### Stated problem
Return the data exactly, with all pictures removed.

## START Provided data

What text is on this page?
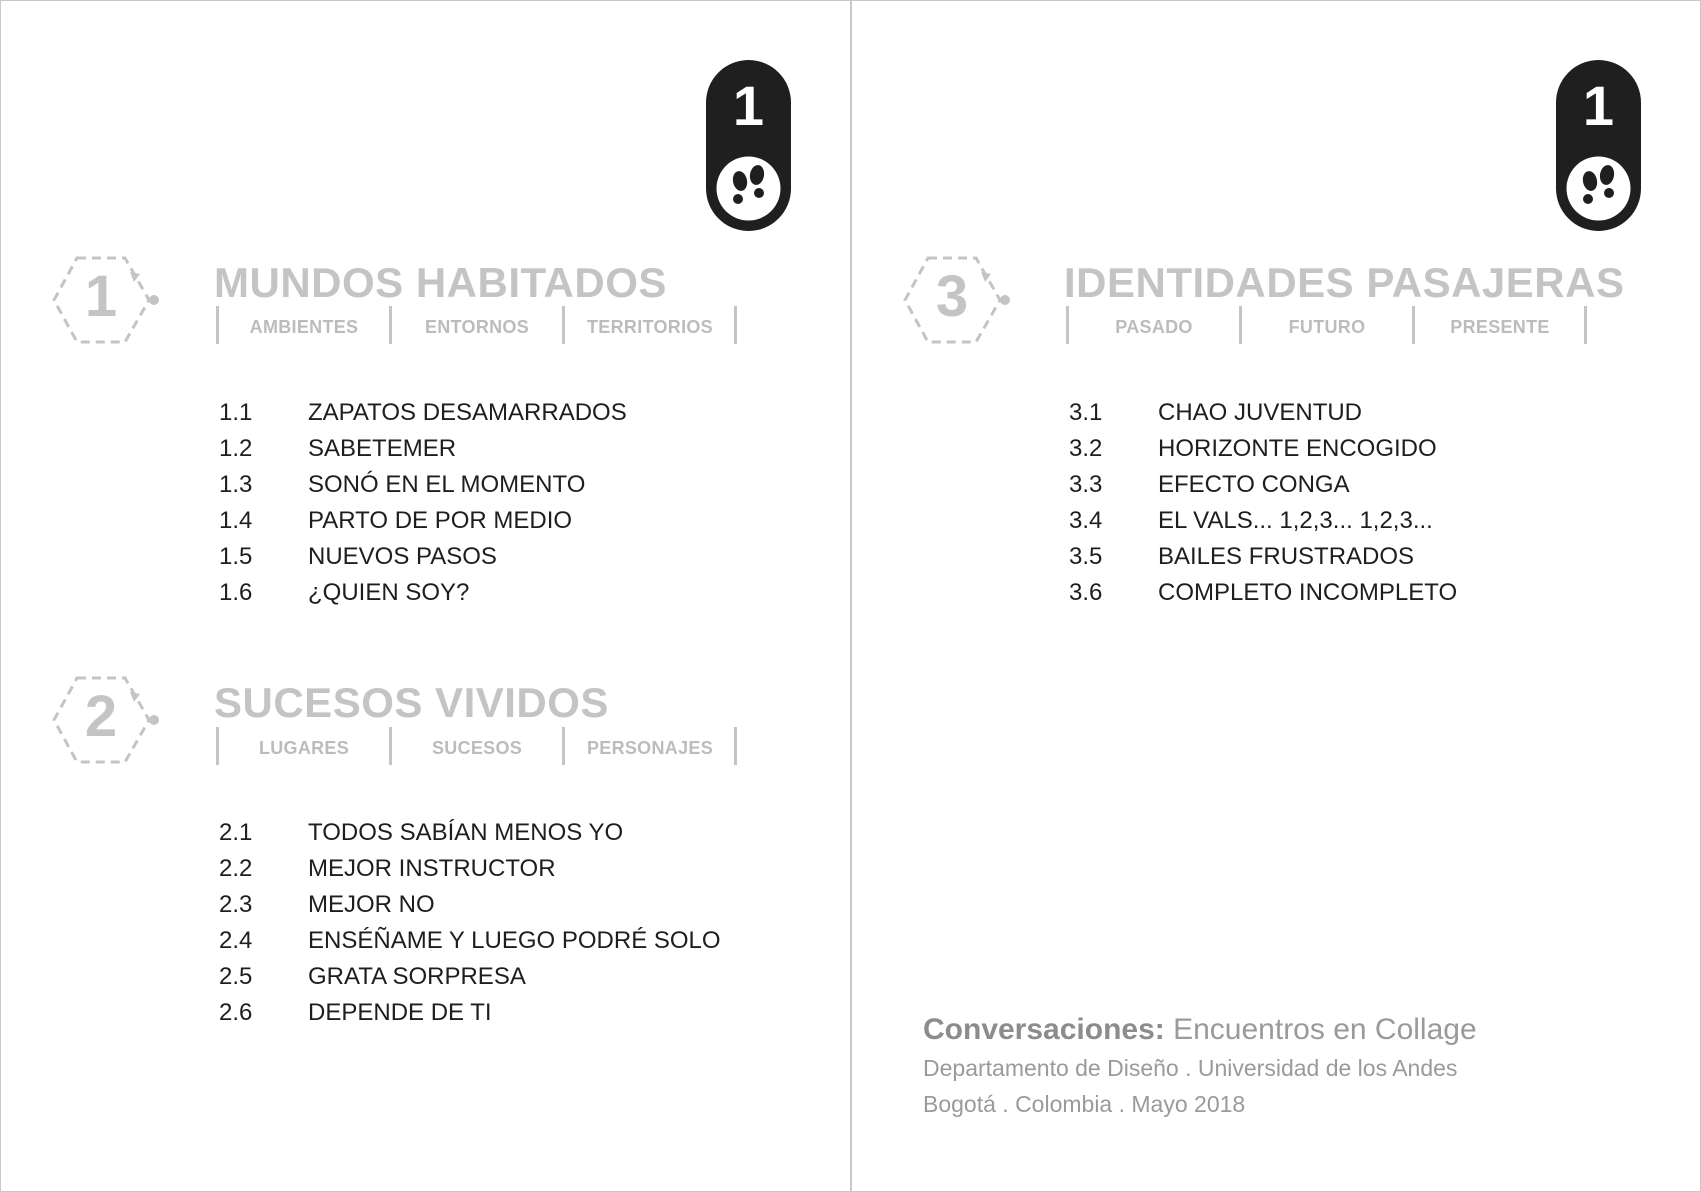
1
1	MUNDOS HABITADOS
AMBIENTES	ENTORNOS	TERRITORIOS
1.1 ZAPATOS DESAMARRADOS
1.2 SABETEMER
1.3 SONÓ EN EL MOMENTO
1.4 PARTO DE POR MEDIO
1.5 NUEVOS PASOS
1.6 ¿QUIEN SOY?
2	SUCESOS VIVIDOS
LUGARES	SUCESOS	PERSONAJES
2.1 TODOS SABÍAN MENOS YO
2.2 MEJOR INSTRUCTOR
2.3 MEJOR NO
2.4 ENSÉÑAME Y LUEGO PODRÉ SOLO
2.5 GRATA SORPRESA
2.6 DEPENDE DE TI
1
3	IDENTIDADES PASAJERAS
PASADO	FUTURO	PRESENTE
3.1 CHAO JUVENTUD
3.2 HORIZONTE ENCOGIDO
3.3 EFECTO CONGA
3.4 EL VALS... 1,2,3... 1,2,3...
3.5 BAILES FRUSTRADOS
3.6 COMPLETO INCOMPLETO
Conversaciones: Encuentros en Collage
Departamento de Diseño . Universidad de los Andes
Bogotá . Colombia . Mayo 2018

## END Provided data

### Exercise result
What text is on this page?
1
1	MUNDOS HABITADOS
AMBIENTES	ENTORNOS	TERRITORIOS
1.1 ZAPATOS DESAMARRADOS
1.2 SABETEMER
1.3 SONÓ EN EL MOMENTO
1.4 PARTO DE POR MEDIO
1.5 NUEVOS PASOS
1.6 ¿QUIEN SOY?
2	SUCESOS VIVIDOS
LUGARES	SUCESOS	PERSONAJES
2.1 TODOS SABÍAN MENOS YO
2.2 MEJOR INSTRUCTOR
2.3 MEJOR NO
2.4 ENSÉÑAME Y LUEGO PODRÉ SOLO
2.5 GRATA SORPRESA
2.6 DEPENDE DE TI
1
3	IDENTIDADES PASAJERAS
PASADO	FUTURO	PRESENTE
3.1 CHAO JUVENTUD
3.2 HORIZONTE ENCOGIDO
3.3 EFECTO CONGA
3.4 EL VALS... 1,2,3... 1,2,3...
3.5 BAILES FRUSTRADOS
3.6 COMPLETO INCOMPLETO
Conversaciones: Encuentros en Collage
Departamento de Diseño . Universidad de los Andes
Bogotá . Colombia . Mayo 2018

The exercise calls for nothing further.